(Records about charts and figures)
##########

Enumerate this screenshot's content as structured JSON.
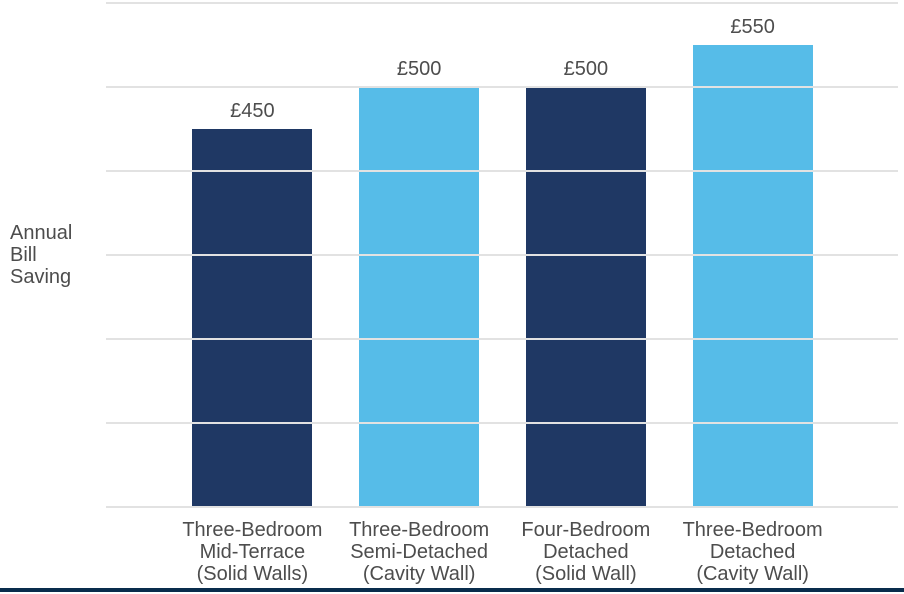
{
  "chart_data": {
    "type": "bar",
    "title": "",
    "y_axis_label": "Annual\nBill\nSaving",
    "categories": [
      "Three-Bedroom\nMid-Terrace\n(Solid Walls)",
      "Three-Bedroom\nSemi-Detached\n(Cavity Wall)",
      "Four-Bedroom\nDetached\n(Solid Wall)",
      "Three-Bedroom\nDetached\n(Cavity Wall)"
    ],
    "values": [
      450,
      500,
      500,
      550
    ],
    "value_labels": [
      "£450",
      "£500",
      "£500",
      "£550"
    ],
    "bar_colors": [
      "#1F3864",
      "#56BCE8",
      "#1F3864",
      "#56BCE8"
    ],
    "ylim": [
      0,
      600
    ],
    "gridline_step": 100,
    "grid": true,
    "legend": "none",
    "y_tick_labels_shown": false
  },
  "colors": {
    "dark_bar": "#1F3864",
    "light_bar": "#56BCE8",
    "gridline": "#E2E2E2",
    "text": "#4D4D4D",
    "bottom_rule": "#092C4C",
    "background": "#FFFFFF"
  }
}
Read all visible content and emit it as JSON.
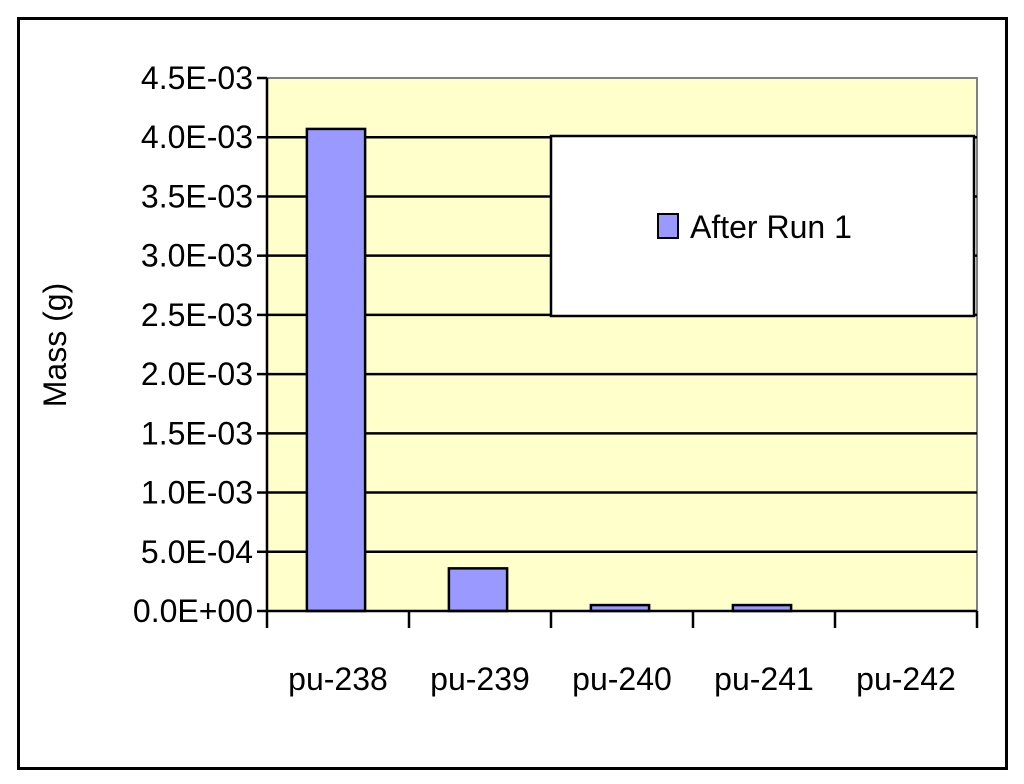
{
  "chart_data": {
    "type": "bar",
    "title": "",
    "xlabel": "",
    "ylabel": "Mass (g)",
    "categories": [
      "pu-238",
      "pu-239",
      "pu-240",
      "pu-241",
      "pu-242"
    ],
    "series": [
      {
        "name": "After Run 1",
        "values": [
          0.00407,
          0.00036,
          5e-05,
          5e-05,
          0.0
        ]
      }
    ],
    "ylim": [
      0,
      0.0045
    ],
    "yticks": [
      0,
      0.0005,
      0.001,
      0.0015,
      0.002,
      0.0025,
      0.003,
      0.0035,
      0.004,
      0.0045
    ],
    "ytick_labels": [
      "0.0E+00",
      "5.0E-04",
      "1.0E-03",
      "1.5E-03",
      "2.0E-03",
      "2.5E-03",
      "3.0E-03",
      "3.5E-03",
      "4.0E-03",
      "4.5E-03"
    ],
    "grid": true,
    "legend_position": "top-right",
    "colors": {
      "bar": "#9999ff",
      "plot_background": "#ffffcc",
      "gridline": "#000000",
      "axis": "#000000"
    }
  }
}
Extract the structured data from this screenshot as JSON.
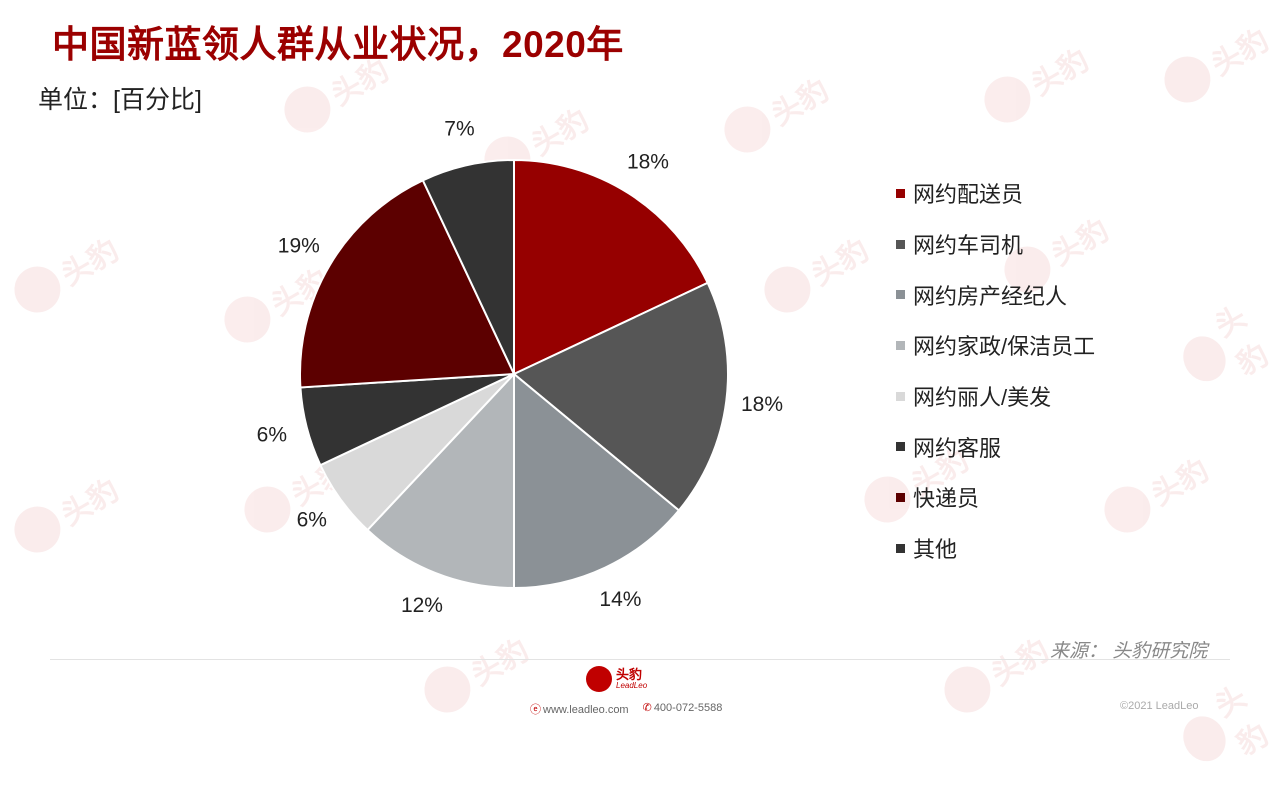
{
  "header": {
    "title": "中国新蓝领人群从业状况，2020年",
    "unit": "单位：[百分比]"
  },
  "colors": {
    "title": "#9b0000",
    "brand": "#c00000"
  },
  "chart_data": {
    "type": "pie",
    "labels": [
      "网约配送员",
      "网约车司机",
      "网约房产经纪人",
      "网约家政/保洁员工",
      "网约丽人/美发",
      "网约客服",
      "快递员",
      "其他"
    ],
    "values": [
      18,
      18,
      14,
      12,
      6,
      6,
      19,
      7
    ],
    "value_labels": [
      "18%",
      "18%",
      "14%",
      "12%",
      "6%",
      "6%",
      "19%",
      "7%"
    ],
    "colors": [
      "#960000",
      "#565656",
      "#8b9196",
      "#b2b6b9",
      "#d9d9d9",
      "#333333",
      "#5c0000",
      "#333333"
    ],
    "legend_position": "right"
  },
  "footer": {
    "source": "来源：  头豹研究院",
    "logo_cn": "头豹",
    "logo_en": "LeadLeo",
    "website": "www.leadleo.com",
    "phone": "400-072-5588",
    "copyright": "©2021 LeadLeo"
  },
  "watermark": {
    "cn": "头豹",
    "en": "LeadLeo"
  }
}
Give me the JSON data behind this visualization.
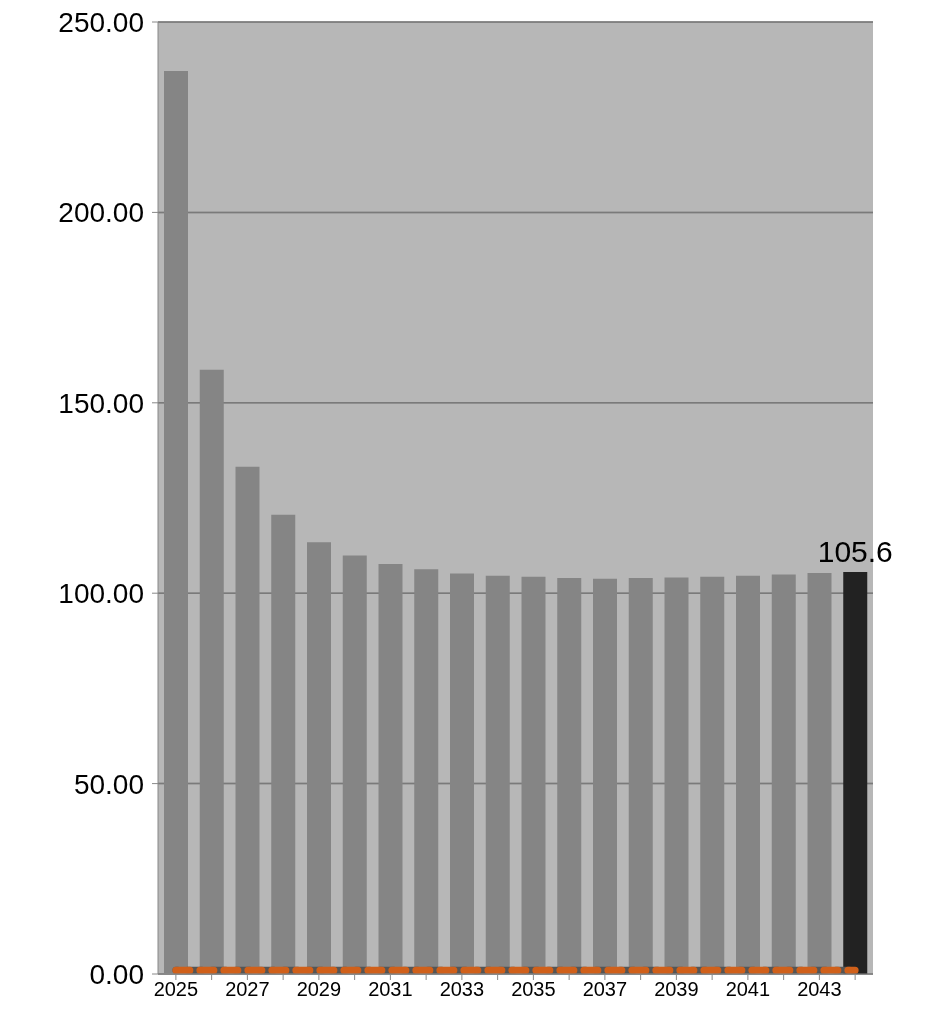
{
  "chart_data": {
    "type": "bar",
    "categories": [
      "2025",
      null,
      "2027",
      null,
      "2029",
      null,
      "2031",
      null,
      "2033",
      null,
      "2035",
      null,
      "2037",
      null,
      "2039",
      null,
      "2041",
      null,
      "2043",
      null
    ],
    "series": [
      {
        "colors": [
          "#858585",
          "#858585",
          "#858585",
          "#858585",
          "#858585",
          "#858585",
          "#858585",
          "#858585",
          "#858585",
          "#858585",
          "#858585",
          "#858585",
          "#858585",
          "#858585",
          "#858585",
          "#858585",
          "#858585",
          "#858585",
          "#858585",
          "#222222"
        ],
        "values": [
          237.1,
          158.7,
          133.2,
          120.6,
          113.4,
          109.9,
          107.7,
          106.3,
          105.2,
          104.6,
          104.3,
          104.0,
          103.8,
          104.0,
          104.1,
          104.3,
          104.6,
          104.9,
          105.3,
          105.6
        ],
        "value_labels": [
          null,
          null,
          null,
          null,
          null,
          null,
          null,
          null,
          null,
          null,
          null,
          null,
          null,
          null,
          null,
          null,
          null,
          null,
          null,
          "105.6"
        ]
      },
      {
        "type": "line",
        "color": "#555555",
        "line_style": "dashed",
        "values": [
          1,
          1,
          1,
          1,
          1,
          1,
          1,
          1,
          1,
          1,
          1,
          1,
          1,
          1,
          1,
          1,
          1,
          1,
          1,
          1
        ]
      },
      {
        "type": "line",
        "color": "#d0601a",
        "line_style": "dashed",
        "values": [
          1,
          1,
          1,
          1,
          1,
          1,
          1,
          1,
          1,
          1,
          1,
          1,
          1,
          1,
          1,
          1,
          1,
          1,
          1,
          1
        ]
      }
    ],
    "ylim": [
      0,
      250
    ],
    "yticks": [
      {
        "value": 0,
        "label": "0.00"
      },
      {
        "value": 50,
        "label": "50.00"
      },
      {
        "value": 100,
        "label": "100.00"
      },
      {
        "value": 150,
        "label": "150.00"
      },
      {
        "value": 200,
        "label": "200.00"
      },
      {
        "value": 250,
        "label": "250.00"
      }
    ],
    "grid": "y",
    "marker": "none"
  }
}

##########

*INSTRUCTIONS TO FOLLOW*. Scan the lines for the string "content". Copy out each line that matches.

*EXPECTED OUTPUT*.
Enumerate this screenshot's content as structured JSON.
Read all visible content and emit it as JSON.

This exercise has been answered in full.